1-Octacosanol
- Names: Preferred IUPAC name Octacosan-1-ol

Identifiers
- CAS Number: 557-61-9;
- 3D model (JSmol): Interactive image;
- ChEBI: CHEBI:28243;
- ChemSpider: 61689;
- ECHA InfoCard: 100.008.348
- KEGG: C08387;
- MeSH: 1-octacosanol
- PubChem CID: 68406;
- UNII: 81I2215OVK;
- CompTox Dashboard (EPA): DTXSID1025803 ;

Properties
- Chemical formula: C_{28}H_{58}O
- Molar mass: 410.771 g·mol^{−1}
- Melting point: 83 °C (181 °F; 356 K)

= 1-Octacosanol =

28-carbon primary fatty alcohol

1-Octacosanol (also known as n-octacosanol, octacosyl alcohol, cluytyl alcohol, montanyl alcohol) is a straight-chain aliphatic 28-carbon primary fatty alcohol that is common in the epicuticular waxes of plants, including the leaves of many species of Eucalyptus, of most forage and cereal grasses, of Acacia, Trifolium, Pisum and many other legume genera among many others, sometimes as the major wax constituent. Octacosanol also occurs in wheat germ.

[Data for document layout analysis]
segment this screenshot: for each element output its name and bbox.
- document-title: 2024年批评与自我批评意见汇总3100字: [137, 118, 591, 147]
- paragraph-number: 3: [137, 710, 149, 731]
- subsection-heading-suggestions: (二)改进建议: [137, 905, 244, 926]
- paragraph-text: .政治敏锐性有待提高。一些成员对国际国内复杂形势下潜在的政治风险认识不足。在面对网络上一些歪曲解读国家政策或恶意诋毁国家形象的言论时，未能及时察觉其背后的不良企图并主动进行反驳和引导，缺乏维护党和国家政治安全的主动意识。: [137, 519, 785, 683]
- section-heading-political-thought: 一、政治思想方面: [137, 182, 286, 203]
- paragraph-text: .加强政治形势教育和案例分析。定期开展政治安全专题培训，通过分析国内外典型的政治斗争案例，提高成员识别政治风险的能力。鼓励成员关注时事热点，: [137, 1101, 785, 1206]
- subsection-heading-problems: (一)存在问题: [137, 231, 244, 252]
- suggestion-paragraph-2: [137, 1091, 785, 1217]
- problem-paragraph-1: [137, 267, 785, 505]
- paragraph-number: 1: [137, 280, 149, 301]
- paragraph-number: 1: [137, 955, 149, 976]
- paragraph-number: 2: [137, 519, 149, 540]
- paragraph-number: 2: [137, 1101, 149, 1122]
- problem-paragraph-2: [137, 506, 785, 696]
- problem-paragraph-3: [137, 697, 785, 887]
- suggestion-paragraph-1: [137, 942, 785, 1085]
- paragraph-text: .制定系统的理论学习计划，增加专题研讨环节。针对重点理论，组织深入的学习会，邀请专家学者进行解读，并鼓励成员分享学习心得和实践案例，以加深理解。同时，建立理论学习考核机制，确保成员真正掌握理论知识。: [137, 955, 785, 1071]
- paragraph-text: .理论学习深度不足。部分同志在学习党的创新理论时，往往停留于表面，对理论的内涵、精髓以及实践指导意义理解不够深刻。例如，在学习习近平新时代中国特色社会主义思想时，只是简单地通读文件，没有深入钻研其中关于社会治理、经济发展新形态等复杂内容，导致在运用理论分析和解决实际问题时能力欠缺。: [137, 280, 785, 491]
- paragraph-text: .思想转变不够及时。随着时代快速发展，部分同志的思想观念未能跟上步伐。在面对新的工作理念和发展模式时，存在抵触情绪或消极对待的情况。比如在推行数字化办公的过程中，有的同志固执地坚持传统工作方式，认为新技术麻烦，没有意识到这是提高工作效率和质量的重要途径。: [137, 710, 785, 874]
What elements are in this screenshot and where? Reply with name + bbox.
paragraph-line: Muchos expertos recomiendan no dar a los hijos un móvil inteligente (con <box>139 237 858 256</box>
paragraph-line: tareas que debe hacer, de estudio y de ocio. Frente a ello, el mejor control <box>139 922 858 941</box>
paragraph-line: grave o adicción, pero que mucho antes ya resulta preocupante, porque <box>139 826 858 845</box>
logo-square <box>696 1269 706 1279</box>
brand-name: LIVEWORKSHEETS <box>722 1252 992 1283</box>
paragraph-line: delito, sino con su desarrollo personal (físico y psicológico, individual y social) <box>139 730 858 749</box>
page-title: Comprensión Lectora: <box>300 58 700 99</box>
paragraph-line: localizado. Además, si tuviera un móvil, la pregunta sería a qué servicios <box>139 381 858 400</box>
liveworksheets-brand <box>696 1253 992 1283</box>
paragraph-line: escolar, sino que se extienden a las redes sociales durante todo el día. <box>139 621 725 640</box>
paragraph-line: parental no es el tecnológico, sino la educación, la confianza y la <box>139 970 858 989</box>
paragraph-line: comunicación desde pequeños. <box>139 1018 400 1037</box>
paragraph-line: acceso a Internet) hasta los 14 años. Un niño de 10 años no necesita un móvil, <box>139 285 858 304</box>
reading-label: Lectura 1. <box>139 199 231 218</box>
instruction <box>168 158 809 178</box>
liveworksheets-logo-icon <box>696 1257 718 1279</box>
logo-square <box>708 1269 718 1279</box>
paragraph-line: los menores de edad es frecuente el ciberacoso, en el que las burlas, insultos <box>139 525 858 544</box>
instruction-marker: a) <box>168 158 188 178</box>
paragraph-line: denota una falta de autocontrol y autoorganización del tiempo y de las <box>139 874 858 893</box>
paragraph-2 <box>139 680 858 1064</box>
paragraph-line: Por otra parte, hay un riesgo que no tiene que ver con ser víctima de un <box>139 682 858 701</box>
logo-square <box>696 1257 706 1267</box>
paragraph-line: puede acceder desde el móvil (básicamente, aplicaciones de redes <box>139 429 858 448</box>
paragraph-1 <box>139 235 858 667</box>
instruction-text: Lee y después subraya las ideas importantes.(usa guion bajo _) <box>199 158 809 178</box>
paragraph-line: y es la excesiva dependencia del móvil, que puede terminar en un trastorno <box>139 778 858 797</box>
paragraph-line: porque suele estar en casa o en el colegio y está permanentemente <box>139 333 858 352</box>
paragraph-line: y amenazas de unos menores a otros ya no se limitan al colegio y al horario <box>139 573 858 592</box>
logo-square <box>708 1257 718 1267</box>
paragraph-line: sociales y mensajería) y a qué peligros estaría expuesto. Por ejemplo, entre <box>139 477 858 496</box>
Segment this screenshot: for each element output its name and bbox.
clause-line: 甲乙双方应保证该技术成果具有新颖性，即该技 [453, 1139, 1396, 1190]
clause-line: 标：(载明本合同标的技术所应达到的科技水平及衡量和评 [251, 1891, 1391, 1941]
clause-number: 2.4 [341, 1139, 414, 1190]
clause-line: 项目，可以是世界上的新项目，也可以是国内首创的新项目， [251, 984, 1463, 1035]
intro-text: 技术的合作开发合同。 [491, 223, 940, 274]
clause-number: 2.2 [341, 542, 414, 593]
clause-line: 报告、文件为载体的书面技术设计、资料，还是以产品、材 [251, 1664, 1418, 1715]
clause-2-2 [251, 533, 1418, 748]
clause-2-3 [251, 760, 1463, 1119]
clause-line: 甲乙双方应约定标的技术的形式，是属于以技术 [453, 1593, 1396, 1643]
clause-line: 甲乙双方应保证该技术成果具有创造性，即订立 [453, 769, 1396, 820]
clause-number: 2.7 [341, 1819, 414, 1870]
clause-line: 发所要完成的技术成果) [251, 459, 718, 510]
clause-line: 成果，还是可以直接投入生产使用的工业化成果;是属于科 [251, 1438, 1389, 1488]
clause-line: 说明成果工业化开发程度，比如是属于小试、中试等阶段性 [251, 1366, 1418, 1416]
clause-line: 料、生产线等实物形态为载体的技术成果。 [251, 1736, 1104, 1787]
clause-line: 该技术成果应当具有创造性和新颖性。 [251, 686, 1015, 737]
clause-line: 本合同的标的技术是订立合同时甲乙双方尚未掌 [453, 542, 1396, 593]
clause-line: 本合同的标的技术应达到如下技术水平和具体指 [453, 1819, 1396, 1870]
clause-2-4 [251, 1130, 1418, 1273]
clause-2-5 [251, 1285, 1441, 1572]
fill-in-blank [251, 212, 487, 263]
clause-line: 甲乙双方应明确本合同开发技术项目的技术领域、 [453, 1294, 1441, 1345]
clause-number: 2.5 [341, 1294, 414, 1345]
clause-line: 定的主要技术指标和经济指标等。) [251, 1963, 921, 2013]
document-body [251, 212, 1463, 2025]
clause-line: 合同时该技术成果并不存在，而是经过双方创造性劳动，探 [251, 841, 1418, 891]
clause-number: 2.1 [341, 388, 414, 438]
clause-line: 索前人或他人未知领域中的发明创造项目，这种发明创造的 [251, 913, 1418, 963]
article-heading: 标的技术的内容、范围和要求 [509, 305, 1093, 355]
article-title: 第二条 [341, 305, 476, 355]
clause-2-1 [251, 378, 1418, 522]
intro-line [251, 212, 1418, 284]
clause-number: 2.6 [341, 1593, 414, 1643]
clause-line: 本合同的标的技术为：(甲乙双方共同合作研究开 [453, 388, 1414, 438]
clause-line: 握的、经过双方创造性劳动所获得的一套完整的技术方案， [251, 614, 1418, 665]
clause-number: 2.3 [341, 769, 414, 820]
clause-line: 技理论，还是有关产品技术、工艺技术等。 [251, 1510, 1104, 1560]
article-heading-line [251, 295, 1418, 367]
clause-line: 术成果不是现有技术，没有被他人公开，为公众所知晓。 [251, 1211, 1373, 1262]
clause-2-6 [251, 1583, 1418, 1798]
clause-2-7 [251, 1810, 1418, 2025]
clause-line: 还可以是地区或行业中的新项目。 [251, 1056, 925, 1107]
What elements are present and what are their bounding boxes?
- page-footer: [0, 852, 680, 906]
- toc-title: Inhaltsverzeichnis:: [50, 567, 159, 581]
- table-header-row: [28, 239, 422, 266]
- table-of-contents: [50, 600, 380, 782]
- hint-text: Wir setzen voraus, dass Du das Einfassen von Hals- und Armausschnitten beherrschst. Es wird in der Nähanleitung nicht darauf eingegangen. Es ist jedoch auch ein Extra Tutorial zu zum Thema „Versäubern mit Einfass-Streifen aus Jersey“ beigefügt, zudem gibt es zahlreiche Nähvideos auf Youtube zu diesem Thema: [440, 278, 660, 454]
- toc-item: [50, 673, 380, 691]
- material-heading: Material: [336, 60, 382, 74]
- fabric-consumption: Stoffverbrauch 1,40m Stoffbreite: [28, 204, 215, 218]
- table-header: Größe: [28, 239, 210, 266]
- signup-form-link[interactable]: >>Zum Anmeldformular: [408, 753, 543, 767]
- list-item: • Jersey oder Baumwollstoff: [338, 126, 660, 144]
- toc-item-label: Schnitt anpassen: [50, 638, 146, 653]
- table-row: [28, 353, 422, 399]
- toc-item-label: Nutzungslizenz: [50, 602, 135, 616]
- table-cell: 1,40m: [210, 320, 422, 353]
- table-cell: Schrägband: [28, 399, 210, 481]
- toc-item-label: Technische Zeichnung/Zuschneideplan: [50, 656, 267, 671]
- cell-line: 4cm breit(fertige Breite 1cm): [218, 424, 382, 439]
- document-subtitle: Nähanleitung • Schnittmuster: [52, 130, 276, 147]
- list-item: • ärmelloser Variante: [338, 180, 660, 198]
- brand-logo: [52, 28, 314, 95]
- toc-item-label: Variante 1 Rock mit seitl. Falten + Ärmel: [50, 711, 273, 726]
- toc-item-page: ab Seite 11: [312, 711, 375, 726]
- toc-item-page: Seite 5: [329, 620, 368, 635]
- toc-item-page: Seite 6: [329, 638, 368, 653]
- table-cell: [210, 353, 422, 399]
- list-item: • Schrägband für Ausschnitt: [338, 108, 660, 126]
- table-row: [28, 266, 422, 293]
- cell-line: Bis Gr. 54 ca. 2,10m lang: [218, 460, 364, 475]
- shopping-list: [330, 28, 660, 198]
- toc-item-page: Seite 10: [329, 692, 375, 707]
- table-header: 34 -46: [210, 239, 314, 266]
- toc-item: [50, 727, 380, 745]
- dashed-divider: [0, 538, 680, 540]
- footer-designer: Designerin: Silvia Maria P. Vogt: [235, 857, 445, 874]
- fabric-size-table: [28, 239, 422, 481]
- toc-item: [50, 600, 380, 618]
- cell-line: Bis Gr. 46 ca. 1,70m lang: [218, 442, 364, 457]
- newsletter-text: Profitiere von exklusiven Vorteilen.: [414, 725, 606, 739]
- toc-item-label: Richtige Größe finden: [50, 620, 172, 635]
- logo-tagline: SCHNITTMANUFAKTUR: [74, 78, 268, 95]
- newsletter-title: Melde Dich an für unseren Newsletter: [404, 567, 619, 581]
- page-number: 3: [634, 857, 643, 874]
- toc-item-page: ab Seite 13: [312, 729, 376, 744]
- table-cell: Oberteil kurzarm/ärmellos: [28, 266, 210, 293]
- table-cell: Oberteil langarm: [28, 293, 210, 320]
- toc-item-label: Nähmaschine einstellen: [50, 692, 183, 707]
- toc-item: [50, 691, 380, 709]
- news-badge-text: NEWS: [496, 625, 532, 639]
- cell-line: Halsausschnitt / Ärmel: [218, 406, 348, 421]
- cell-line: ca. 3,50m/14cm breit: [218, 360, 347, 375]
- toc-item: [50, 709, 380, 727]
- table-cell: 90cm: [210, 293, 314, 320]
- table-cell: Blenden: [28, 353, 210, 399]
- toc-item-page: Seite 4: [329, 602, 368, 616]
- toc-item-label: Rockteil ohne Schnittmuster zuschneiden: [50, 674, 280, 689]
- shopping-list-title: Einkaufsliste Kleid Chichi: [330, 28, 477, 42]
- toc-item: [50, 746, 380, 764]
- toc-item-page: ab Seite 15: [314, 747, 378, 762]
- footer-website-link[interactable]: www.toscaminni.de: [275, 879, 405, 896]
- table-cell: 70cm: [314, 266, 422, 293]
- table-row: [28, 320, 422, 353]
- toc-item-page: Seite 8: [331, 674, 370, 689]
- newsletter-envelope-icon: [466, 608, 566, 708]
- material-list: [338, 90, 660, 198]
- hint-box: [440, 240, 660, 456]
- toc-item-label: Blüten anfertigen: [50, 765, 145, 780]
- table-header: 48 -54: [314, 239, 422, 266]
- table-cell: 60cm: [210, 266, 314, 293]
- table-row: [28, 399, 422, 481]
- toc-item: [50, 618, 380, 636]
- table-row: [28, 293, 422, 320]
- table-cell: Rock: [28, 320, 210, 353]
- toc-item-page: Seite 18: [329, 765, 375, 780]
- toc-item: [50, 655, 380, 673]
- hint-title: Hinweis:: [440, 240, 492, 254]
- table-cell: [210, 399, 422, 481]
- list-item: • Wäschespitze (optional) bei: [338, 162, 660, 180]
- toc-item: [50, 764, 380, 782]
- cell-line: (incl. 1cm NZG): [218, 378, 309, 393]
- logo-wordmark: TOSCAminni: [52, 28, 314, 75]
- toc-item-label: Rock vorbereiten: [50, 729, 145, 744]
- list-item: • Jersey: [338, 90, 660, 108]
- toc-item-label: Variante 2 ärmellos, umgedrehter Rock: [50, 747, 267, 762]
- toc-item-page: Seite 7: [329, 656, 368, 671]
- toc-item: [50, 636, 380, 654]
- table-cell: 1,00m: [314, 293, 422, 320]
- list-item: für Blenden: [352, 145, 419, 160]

_Work instruction A_
From the 1-octacosanol text, pull out the passage that starts with the words containing "1-Octacosanol (also known" and ends with "in wheat germ.", copying it word for word.
_Work instruction B_
Continue the 1-octacosanol text, starting right after its last sentence.
These entries have nothing to do with the 1-octacosanol text.

_Your response A_
1-Octacosanol (also known as n-octacosanol, octacosyl alcohol, cluytyl alcohol, montanyl alcohol) is a straight-chain aliphatic 28-carbon primary fatty alcohol that is common in the epicuticular waxes of plants, including the leaves of many species of Eucalyptus, of most forage and cereal grasses, of Acacia, Trifolium, Pisum and many other legume genera among many others, sometimes as the major wax constituent. Octacosanol also occurs in wheat germ.

_Your response B_
==Chemistry==
Octacosanol is insoluble in water but freely soluble in low molecular-weight alkanes and in chloroform.

==Biological effects==
Octacosanol is the main component in the mixture policosanol. Octacosanol has been subject to preliminary study for its potential benefit for patients with Parkinson's disease. Studies have also found that octacosanol may inhibit the production of cholesterol. In mice, octacosanol reduces stress and restores stress-affected sleep back to normal.